> **INSTRUCTIONS TO FOLLOW**: Below are some records. How many of their lines contain the string "Vehicles"? Give the number only.

[Chart and figure data]

++++++++++

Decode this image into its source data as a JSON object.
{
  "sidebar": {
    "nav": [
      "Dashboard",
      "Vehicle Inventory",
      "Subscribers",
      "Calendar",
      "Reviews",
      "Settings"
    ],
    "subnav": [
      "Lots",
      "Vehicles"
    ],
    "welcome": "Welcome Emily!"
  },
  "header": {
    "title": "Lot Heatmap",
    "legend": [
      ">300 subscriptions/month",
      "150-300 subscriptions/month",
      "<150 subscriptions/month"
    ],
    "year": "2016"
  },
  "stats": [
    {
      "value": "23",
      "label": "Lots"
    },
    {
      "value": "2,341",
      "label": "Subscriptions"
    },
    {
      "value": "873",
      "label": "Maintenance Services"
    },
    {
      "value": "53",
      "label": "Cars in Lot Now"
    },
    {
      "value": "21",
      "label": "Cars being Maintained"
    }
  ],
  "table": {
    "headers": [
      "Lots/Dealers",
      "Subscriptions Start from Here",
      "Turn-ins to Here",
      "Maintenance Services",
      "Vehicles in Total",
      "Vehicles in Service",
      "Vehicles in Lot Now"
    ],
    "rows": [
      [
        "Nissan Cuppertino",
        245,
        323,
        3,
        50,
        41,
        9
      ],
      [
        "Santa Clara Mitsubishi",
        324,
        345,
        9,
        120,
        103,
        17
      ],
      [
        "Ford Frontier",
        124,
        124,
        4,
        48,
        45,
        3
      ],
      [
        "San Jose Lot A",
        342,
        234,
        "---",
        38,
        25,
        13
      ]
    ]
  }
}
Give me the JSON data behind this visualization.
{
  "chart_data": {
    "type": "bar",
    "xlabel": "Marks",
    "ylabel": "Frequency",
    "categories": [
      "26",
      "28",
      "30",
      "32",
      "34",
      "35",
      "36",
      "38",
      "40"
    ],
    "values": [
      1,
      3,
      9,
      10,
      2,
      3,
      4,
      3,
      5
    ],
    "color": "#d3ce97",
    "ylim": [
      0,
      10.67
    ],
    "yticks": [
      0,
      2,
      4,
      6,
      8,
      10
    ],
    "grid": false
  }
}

++++++++++

> **SOLUTION FOR THIS TASK**: 4